> Source records:
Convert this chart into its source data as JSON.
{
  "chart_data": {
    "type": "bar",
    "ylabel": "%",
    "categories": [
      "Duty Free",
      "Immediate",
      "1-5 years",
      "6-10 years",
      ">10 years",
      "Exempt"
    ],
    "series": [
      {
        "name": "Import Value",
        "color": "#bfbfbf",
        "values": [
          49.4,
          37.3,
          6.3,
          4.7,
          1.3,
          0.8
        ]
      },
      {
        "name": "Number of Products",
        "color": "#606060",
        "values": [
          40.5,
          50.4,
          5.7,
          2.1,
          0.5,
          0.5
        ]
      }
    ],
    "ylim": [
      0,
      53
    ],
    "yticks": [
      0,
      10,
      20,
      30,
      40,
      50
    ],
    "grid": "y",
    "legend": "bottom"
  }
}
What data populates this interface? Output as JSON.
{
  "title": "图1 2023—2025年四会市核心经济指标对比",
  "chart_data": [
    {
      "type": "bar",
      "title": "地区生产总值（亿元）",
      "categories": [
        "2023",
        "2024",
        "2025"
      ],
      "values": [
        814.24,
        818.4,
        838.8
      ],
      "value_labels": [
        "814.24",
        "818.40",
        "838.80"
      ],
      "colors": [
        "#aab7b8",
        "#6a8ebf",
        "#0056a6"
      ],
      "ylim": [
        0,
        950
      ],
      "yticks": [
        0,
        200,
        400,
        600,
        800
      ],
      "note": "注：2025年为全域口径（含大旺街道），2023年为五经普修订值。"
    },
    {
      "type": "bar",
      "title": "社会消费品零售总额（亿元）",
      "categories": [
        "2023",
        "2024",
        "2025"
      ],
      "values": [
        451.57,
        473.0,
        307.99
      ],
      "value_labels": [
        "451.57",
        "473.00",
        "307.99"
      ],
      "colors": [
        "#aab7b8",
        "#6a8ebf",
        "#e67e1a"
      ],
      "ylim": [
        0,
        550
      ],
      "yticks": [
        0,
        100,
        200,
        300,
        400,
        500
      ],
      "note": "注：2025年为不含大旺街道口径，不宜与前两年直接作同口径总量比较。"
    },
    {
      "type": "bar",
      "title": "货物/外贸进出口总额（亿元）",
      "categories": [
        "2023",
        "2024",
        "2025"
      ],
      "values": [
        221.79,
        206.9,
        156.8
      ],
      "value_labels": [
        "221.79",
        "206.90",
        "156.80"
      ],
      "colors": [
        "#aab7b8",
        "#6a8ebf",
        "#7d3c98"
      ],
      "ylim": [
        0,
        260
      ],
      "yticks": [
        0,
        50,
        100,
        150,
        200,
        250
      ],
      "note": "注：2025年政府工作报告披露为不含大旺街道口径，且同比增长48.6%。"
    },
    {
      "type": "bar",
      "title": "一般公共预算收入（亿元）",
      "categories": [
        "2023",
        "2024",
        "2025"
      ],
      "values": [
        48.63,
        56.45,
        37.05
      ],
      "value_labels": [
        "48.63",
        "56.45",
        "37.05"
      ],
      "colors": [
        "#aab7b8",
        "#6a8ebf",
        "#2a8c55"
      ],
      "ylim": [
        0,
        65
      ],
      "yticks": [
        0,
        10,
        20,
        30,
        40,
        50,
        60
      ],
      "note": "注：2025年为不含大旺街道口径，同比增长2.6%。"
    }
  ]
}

> What to produce:
Determine how many lines of this listing contain "JSON", and give only the number.

> Correct result:
2